• [WORK TO BE COMPLETED]: How many of the lines below include "Vancouver"? Give the number and no other words.
─── DATA PROVIDED ───
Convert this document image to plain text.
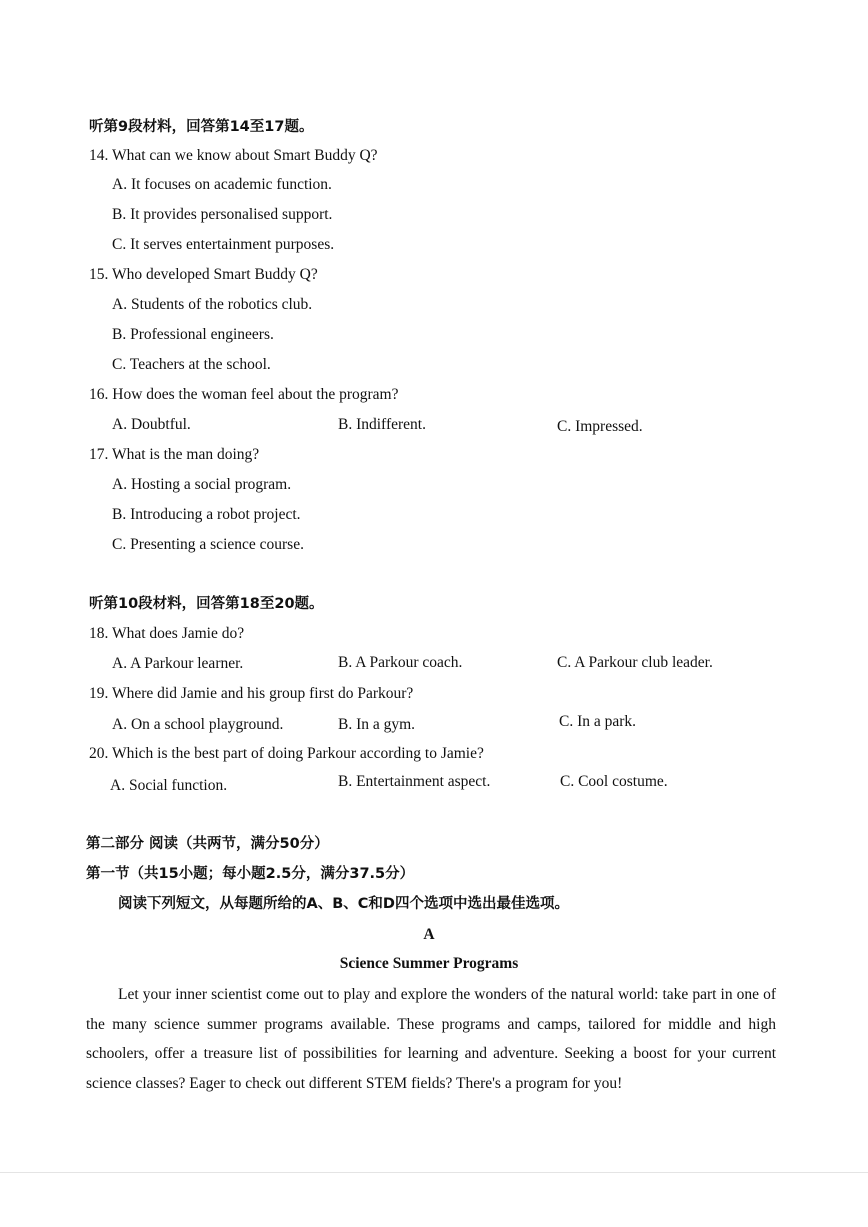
听第9段材料，回答第14至17题。
14. What can we know about Smart Buddy Q?
A. It focuses on academic function.
B. It provides personalised support.
C. It serves entertainment purposes.
15. Who developed Smart Buddy Q?
A. Students of the robotics club.
B. Professional engineers.
C. Teachers at the school.
16. How does the woman feel about the program?
A. Doubtful.	B. Indifferent.	C. Impressed.
17. What is the man doing?
A. Hosting a social program.
B. Introducing a robot project.
C. Presenting a science course.
听第10段材料，回答第18至20题。
18. What does Jamie do?
A. A Parkour learner.	B. A Parkour coach.	C. A Parkour club leader.
19. Where did Jamie and his group first do Parkour?
A. On a school playground.	B. In a gym.	C. In a park.
20. Which is the best part of doing Parkour according to Jamie?
A. Social function.	B. Entertainment aspect.	C. Cool costume.
第二部分 阅读（共两节，满分50分）
第一节（共15小题；每小题2.5分，满分37.5分）
阅读下列短文，从每题所给的A、B、C和D四个选项中选出最佳选项。
A
Science Summer Programs
Let your inner scientist come out to play and explore the wonders of the natural world: take part in one of the many science summer programs available. These programs and camps, tailored for middle and high schoolers, offer a treasure list of possibilities for learning and adventure. Seeking a boost for your current science classes? Eager to check out different STEM fields? There's a program for you!
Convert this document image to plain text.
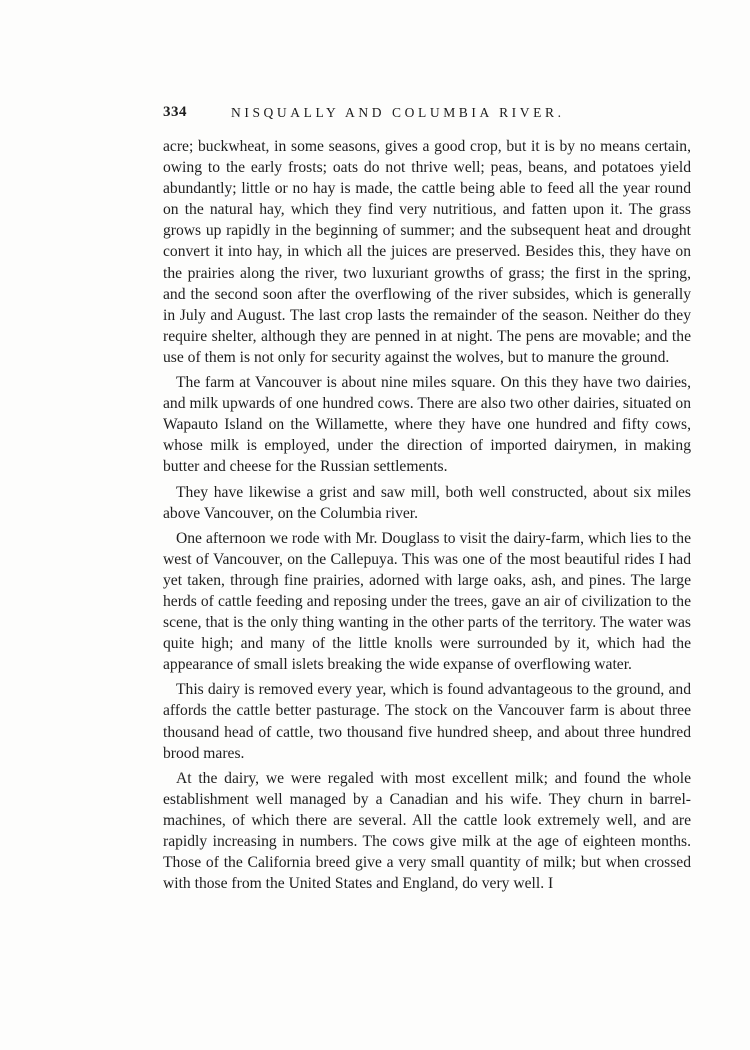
334	NISQUALLY AND COLUMBIA RIVER.

acre; buckwheat, in some seasons, gives a good crop, but it is by no means certain, owing to the early frosts; oats do not thrive well; peas, beans, and potatoes yield abundantly; little or no hay is made, the cattle being able to feed all the year round on the natural hay, which they find very nutritious, and fatten upon it. The grass grows up rapidly in the beginning of summer; and the subsequent heat and drought convert it into hay, in which all the juices are preserved. Besides this, they have on the prairies along the river, two luxuriant growths of grass; the first in the spring, and the second soon after the overflowing of the river subsides, which is generally in July and August. The last crop lasts the remainder of the season. Neither do they require shelter, although they are penned in at night. The pens are movable; and the use of them is not only for security against the wolves, but to manure the ground.

The farm at Vancouver is about nine miles square. On this they have two dairies, and milk upwards of one hundred cows. There are also two other dairies, situated on Wapauto Island on the Willamette, where they have one hundred and fifty cows, whose milk is employed, under the direction of imported dairymen, in making butter and cheese for the Russian settlements.

They have likewise a grist and saw mill, both well constructed, about six miles above Vancouver, on the Columbia river.

One afternoon we rode with Mr. Douglass to visit the dairy-farm, which lies to the west of Vancouver, on the Callepuya. This was one of the most beautiful rides I had yet taken, through fine prairies, adorned with large oaks, ash, and pines. The large herds of cattle feeding and reposing under the trees, gave an air of civilization to the scene, that is the only thing wanting in the other parts of the territory. The water was quite high; and many of the little knolls were surrounded by it, which had the appearance of small islets breaking the wide expanse of overflowing water.

This dairy is removed every year, which is found advantageous to the ground, and affords the cattle better pasturage. The stock on the Vancouver farm is about three thousand head of cattle, two thousand five hundred sheep, and about three hundred brood mares.

At the dairy, we were regaled with most excellent milk; and found the whole establishment well managed by a Canadian and his wife. They churn in barrel-machines, of which there are several. All the cattle look extremely well, and are rapidly increasing in numbers. The cows give milk at the age of eighteen months. Those of the California breed give a very small quantity of milk; but when crossed with those from the United States and England, do very well. I
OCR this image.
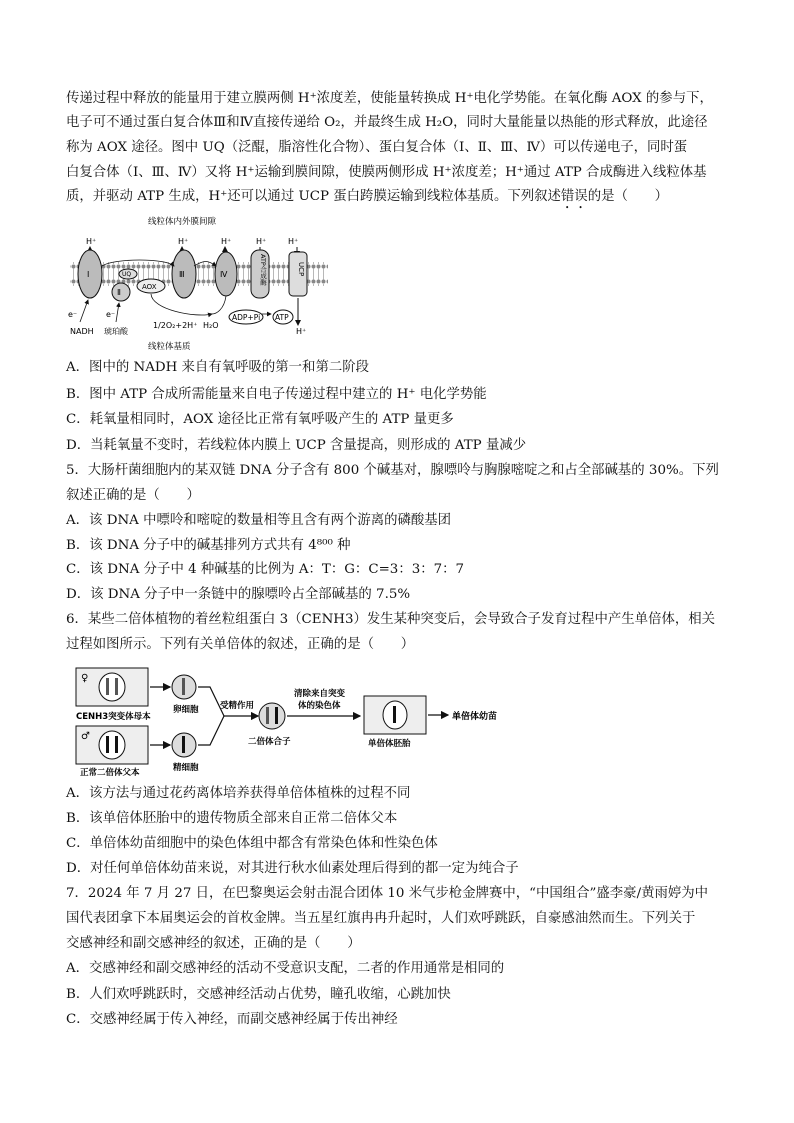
传递过程中释放的能量用于建立膜两侧 H⁺浓度差，使能量转换成 H⁺电化学势能。在氧化酶 AOX 的参与下，
电子可不通过蛋白复合体Ⅲ和Ⅳ直接传递给 O₂，并最终生成 H₂O，同时大量能量以热能的形式释放，此途径
称为 AOX 途径。图中 UQ（泛醌，脂溶性化合物）、蛋白复合体（Ⅰ、Ⅱ、Ⅲ、Ⅳ）可以传递电子，同时蛋
白复合体（Ⅰ、Ⅲ、Ⅳ）又将 H⁺运输到膜间隙，使膜两侧形成 H⁺浓度差；H⁺通过 ATP 合成酶进入线粒体基
质，并驱动 ATP 生成，H⁺还可以通过 UCP 蛋白跨膜运输到线粒体基质。下列叙述错误的是（　　）
线粒体内外膜间隙
H⁺	H⁺	H⁺	H⁺	H⁺
Ⅰ
Ⅱ
UQ
AOX
Ⅲ	Ⅳ	ATP合成酶	UCP
e⁻	e⁻
NADH 琥珀酸
1/2O₂+2H⁺ H₂O
ADP+Pi ATP
H⁺
线粒体基质
A．图中的 NADH 来自有氧呼吸的第一和第二阶段
B．图中 ATP 合成所需能量来自电子传递过程中建立的 H⁺ 电化学势能
C．耗氧量相同时，AOX 途径比正常有氧呼吸产生的 ATP 量更多
D．当耗氧量不变时，若线粒体内膜上 UCP 含量提高，则形成的 ATP 量减少
5．大肠杆菌细胞内的某双链 DNA 分子含有 800 个碱基对，腺嘌呤与胸腺嘧啶之和占全部碱基的 30%。下列
叙述正确的是（　　）
A．该 DNA 中嘌呤和嘧啶的数量相等且含有两个游离的磷酸基团
B．该 DNA 分子中的碱基排列方式共有 4⁸⁰⁰ 种
C．该 DNA 分子中 4 种碱基的比例为 A：T：G：C=3：3：7：7
D．该 DNA 分子中一条链中的腺嘌呤占全部碱基的 7.5%
6．某些二倍体植物的着丝粒组蛋白 3（CENH3）发生某种突变后，会导致合子发育过程中产生单倍体，相关
过程如图所示。下列有关单倍体的叙述，正确的是（　　）
♀
CENH3突变体母本
♂
正常二倍体父本
卵细胞
精细胞
受精作用
二倍体合子
清除来自突变
体的染色体
单倍体胚胎
单倍体幼苗
A．该方法与通过花药离体培养获得单倍体植株的过程不同
B．该单倍体胚胎中的遗传物质全部来自正常二倍体父本
C．单倍体幼苗细胞中的染色体组中都含有常染色体和性染色体
D．对任何单倍体幼苗来说，对其进行秋水仙素处理后得到的都一定为纯合子
7．2024 年 7 月 27 日，在巴黎奥运会射击混合团体 10 米气步枪金牌赛中，“中国组合”盛李豪/黄雨婷为中
国代表团拿下本届奥运会的首枚金牌。当五星红旗冉冉升起时，人们欢呼跳跃，自豪感油然而生。下列关于
交感神经和副交感神经的叙述，正确的是（　　）
A．交感神经和副交感神经的活动不受意识支配，二者的作用通常是相同的
B．人们欢呼跳跃时，交感神经活动占优势，瞳孔收缩，心跳加快
C．交感神经属于传入神经，而副交感神经属于传出神经
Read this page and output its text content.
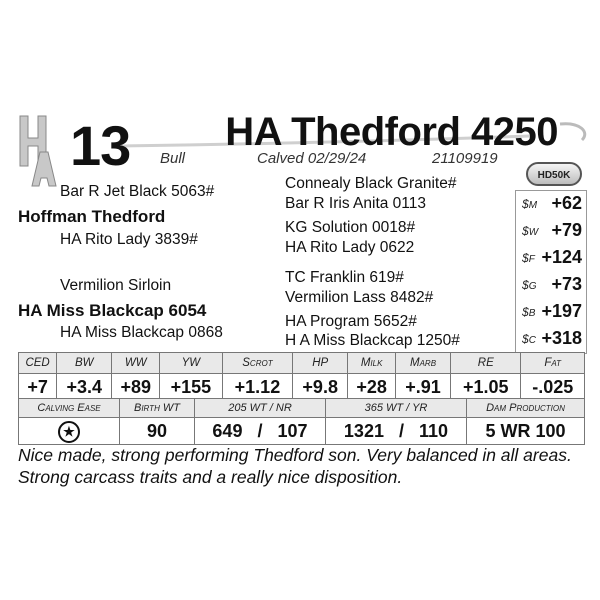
13 HA Thedford 4250
Bull	Calved 02/29/24	21109919
HD50K
Bar R Jet Black 5063#
Hoffman Thedford
HA Rito Lady 3839#
Vermilion Sirloin
HA Miss Blackcap 6054
HA Miss Blackcap 0868
Connealy Black Granite#
Bar R Iris Anita 0113
KG Solution 0018#
HA Rito Lady 0622
TC Franklin 619#
Vermilion Lass 8482#
HA Program 5652#
H A Miss Blackcap 1250#
$M +62
$W +79
$F +124
$G +73
$B +197
$C +318
CED	BW	WW	YW	Scrot	HP	Milk	Marb	RE	Fat
+7	+3.4	+89	+155	+1.12	+9.8	+28	+.91	+1.05	-.025
Calving Ease	Birth WT	205 WT / NR	365 WT / YR	Dam Production
★	90	649 / 107	1321 / 110	5 WR 100
Nice made, strong performing Thedford son. Very balanced in all areas. Strong carcass traits and a really nice disposition.
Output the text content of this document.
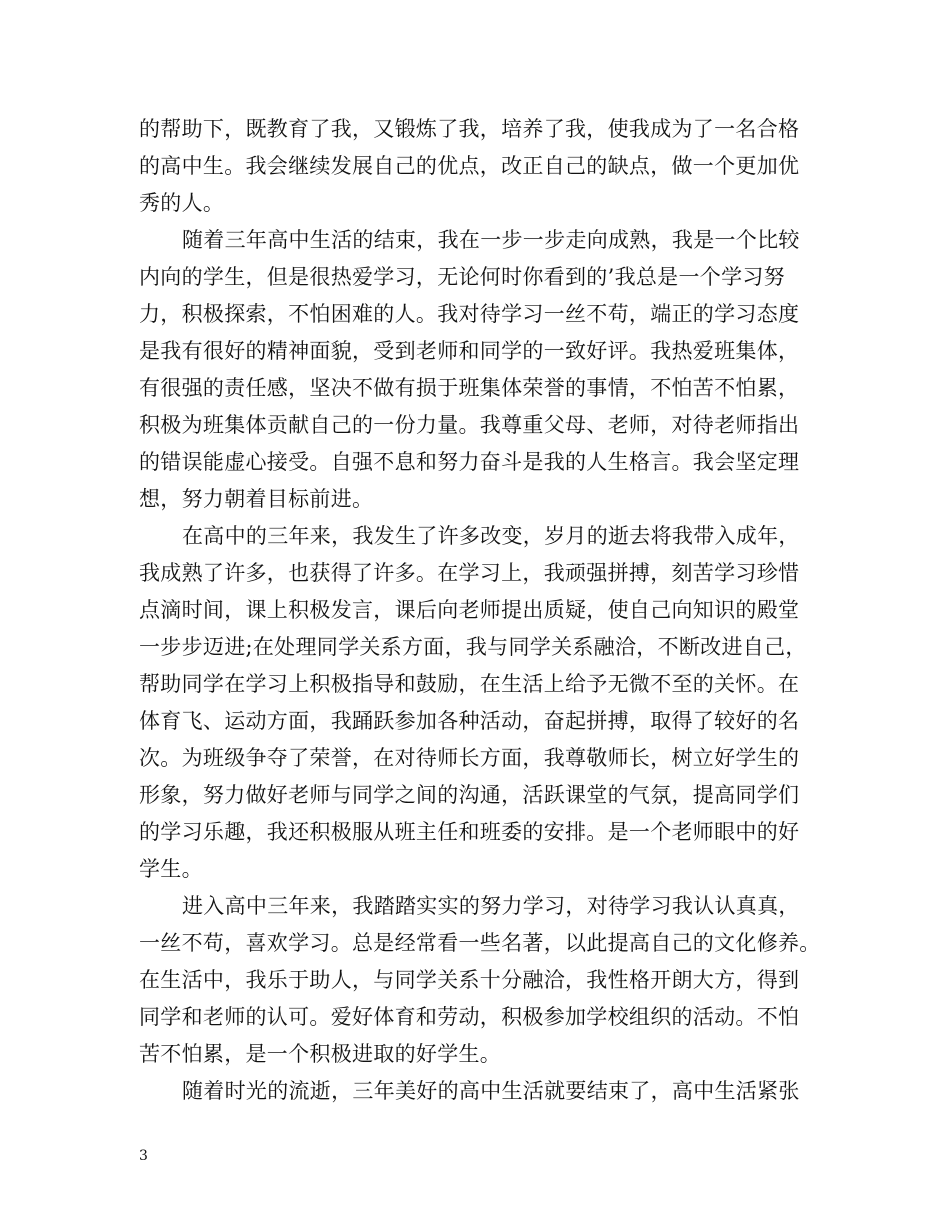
的帮助下，既教育了我，又锻炼了我，培养了我，使我成为了一名合格
的高中生。我会继续发展自己的优点，改正自己的缺点，做一个更加优
秀的人。
随着三年高中生活的结束，我在一步一步走向成熟，我是一个比较
内向的学生，但是很热爱学习，无论何时你看到的’我总是一个学习努
力，积极探索，不怕困难的人。我对待学习一丝不苟，端正的学习态度
是我有很好的精神面貌，受到老师和同学的一致好评。我热爱班集体，
有很强的责任感，坚决不做有损于班集体荣誉的事情，不怕苦不怕累，
积极为班集体贡献自己的一份力量。我尊重父母、老师，对待老师指出
的错误能虚心接受。自强不息和努力奋斗是我的人生格言。我会坚定理
想，努力朝着目标前进。
在高中的三年来，我发生了许多改变，岁月的逝去将我带入成年，
我成熟了许多，也获得了许多。在学习上，我顽强拼搏，刻苦学习珍惜
点滴时间，课上积极发言，课后向老师提出质疑，使自己向知识的殿堂
一步步迈进;在处理同学关系方面，我与同学关系融洽，不断改进自己，
帮助同学在学习上积极指导和鼓励，在生活上给予无微不至的关怀。在
体育飞、运动方面，我踊跃参加各种活动，奋起拼搏，取得了较好的名
次。为班级争夺了荣誉，在对待师长方面，我尊敬师长，树立好学生的
形象，努力做好老师与同学之间的沟通，活跃课堂的气氛，提高同学们
的学习乐趣，我还积极服从班主任和班委的安排。是一个老师眼中的好
学生。
进入高中三年来，我踏踏实实的努力学习，对待学习我认认真真，
一丝不苟，喜欢学习。总是经常看一些名著，以此提高自己的文化修养。
在生活中，我乐于助人，与同学关系十分融洽，我性格开朗大方，得到
同学和老师的认可。爱好体育和劳动，积极参加学校组织的活动。不怕
苦不怕累，是一个积极进取的好学生。
随着时光的流逝，三年美好的高中生活就要结束了，高中生活紧张
3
───
• [ANSWER TO THE TASK]: 4